[Some records]
══════════════════════════════

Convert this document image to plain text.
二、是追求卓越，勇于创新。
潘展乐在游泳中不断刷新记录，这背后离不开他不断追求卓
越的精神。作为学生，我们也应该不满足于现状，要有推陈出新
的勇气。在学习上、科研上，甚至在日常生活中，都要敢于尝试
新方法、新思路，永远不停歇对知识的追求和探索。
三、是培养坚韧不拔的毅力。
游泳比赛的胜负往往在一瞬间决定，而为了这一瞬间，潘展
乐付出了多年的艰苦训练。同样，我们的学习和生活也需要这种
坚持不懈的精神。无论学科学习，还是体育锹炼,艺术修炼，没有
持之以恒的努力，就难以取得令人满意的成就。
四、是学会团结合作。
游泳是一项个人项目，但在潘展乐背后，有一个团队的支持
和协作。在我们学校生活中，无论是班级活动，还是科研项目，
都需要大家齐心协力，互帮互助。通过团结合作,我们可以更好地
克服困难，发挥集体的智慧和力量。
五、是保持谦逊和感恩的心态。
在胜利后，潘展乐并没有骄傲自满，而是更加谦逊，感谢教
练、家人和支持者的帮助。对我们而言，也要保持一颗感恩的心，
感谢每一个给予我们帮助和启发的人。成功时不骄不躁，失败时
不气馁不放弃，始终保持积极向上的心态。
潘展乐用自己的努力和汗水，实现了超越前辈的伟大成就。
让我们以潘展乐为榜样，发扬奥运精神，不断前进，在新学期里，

══════════════════════════════

[TASK OBJECTIVE]
The lines above should be duplicated exactly.

[THE RESULT]
Convert this document image to plain text.
二、是追求卓越，勇于创新。
潘展乐在游泳中不断刷新记录，这背后离不开他不断追求卓
越的精神。作为学生，我们也应该不满足于现状，要有推陈出新
的勇气。在学习上、科研上，甚至在日常生活中，都要敢于尝试
新方法、新思路，永远不停歇对知识的追求和探索。
三、是培养坚韧不拔的毅力。
游泳比赛的胜负往往在一瞬间决定，而为了这一瞬间，潘展
乐付出了多年的艰苦训练。同样，我们的学习和生活也需要这种
坚持不懈的精神。无论学科学习，还是体育锹炼,艺术修炼，没有
持之以恒的努力，就难以取得令人满意的成就。
四、是学会团结合作。
游泳是一项个人项目，但在潘展乐背后，有一个团队的支持
和协作。在我们学校生活中，无论是班级活动，还是科研项目，
都需要大家齐心协力，互帮互助。通过团结合作,我们可以更好地
克服困难，发挥集体的智慧和力量。
五、是保持谦逊和感恩的心态。
在胜利后，潘展乐并没有骄傲自满，而是更加谦逊，感谢教
练、家人和支持者的帮助。对我们而言，也要保持一颗感恩的心，
感谢每一个给予我们帮助和启发的人。成功时不骄不躁，失败时
不气馁不放弃，始终保持积极向上的心态。
潘展乐用自己的努力和汗水，实现了超越前辈的伟大成就。
让我们以潘展乐为榜样，发扬奥运精神，不断前进，在新学期里，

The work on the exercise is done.